[Entries from a dataset]
:::
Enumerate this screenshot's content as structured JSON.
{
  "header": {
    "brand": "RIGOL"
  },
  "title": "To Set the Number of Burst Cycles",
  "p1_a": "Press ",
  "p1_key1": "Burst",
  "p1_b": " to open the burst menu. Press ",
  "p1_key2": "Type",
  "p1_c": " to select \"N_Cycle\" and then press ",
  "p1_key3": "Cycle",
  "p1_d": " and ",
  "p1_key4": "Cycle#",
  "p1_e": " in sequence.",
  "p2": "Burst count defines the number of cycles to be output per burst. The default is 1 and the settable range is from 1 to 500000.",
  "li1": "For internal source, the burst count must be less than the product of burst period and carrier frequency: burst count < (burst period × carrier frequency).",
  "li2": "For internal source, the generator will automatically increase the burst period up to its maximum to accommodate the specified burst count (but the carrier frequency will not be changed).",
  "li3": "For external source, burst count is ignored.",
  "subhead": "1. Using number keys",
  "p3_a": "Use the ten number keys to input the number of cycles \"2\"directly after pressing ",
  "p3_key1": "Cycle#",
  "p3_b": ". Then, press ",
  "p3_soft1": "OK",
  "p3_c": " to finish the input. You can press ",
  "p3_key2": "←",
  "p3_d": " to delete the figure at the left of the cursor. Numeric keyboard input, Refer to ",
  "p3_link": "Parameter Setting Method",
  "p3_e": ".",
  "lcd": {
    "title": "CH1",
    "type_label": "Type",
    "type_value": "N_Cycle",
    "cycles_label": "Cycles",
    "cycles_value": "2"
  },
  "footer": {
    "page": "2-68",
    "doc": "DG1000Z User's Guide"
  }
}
:::
[INSTRUCTIONS FOR THE TASK] Within the records, how many lines include "keys"? The answer is the number and nothing else.

[SOLUTION] 2